>>
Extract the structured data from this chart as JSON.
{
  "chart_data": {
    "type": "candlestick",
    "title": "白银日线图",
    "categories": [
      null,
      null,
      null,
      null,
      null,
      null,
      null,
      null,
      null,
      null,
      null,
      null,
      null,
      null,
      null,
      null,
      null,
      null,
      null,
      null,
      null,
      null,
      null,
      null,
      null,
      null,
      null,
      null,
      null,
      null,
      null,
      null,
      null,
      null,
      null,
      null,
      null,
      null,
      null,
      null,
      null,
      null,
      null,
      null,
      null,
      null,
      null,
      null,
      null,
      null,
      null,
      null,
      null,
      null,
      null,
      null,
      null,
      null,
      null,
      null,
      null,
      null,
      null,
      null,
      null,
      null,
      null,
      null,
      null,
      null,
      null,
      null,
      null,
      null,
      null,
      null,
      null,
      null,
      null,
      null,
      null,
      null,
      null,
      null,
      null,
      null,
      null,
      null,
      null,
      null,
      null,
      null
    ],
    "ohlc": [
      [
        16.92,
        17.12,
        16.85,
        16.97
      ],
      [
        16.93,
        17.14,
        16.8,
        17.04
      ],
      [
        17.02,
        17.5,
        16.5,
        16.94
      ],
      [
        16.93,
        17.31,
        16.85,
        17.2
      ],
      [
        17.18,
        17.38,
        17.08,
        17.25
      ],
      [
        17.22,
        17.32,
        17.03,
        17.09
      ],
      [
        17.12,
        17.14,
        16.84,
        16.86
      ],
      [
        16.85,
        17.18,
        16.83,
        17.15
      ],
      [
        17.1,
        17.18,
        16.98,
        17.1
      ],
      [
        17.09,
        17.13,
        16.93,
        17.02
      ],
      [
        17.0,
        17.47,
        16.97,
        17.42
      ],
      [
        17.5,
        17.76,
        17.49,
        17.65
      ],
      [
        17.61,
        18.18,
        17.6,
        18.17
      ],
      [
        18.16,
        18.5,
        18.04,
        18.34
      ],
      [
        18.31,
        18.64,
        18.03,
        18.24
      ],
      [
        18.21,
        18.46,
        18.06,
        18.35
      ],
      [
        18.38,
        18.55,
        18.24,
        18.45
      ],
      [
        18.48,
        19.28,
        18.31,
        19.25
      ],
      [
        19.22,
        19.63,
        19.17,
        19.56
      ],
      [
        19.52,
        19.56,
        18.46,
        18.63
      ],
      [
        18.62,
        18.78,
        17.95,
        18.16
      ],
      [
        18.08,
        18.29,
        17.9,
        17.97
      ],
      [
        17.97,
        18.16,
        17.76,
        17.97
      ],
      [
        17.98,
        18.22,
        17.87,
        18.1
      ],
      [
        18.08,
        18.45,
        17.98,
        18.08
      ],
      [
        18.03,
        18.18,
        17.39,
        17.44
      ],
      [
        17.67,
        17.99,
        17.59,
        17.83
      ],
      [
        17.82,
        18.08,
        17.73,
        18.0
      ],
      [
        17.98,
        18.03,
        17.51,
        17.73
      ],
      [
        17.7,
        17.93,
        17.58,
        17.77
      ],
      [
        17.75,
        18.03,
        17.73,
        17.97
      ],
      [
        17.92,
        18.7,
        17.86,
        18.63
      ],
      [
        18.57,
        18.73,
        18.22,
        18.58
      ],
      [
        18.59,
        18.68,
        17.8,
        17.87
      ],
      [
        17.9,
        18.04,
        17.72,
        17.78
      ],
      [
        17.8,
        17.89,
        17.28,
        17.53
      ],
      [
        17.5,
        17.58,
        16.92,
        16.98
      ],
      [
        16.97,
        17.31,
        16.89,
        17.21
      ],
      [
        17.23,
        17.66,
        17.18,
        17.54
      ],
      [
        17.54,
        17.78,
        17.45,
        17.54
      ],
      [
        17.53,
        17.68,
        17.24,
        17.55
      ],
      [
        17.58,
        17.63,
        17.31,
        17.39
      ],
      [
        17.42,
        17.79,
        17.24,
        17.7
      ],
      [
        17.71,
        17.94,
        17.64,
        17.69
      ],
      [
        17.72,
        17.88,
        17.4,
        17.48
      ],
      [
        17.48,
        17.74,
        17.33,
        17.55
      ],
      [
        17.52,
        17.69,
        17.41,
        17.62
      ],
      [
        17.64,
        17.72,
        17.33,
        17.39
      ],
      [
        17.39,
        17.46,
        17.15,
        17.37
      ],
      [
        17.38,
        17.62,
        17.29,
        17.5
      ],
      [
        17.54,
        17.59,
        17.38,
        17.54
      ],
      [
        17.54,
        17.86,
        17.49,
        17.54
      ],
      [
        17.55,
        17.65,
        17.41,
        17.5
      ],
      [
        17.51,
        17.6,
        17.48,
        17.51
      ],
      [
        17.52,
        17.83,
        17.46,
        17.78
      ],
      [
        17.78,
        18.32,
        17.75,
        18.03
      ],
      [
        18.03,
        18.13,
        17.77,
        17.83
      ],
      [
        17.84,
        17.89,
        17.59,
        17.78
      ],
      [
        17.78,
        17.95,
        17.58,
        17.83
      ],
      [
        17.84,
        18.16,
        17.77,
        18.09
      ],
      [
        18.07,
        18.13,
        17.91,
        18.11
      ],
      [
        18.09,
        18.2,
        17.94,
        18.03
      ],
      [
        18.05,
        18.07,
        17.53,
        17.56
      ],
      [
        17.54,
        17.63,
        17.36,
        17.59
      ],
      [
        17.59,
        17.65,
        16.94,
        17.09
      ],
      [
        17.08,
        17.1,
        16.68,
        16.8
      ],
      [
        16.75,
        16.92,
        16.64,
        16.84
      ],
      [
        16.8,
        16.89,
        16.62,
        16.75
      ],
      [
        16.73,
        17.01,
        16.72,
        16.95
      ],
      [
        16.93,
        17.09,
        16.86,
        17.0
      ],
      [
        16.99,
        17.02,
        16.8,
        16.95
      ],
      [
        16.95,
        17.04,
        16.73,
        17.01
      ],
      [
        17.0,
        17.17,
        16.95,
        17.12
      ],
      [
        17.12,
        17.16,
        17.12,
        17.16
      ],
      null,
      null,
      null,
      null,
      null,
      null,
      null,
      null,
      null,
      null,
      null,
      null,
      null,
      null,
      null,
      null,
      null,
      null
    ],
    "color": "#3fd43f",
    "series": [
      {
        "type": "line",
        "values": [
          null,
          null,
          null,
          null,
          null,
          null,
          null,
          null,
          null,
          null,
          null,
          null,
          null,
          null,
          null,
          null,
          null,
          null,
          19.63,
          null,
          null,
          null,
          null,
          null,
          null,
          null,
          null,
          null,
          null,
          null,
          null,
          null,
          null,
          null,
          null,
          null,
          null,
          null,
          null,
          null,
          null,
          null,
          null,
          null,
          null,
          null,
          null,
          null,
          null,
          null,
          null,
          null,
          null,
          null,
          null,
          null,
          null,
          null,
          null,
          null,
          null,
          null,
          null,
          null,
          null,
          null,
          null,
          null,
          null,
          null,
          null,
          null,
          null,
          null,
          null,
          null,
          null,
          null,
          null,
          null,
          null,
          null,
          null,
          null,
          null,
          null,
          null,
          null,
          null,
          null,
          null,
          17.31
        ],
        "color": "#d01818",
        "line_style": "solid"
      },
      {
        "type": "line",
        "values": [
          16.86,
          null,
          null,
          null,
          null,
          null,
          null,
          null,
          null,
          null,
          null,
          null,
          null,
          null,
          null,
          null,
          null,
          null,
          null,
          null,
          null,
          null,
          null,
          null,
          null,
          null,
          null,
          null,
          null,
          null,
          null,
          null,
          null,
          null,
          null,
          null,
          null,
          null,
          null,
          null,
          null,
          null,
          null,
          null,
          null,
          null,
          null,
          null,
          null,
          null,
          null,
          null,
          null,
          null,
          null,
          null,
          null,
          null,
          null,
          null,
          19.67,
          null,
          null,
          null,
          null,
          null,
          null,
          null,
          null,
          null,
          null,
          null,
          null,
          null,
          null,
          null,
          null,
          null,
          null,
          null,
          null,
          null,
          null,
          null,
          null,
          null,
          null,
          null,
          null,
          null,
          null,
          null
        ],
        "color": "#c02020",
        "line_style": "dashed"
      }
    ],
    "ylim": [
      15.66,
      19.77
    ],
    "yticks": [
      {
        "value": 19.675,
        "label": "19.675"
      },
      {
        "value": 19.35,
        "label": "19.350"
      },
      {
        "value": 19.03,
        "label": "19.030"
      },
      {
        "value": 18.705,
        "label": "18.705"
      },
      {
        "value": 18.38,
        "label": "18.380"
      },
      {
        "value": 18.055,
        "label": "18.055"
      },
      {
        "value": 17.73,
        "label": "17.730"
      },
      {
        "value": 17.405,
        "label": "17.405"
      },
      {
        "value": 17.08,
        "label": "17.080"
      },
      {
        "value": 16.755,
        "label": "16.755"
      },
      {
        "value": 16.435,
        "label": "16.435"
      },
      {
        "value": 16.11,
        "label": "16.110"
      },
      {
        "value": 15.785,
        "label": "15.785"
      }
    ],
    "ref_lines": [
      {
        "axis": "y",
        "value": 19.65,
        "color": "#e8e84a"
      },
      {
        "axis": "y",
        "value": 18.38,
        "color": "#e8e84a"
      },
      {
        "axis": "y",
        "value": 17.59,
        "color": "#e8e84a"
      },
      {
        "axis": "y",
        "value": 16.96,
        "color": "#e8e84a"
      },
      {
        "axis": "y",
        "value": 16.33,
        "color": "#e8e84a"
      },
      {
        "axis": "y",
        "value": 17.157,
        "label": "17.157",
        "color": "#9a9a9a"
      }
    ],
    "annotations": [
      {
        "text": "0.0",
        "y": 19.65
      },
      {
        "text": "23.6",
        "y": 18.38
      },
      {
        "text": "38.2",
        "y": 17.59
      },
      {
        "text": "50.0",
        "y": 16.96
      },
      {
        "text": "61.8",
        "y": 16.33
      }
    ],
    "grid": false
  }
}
<<
### Work instructions
Identify the lines above with the word "text". Copy them.

### Full output
        "text": "0.0",
        "text": "23.6",
        "text": "38.2",
        "text": "50.0",
        "text": "61.8",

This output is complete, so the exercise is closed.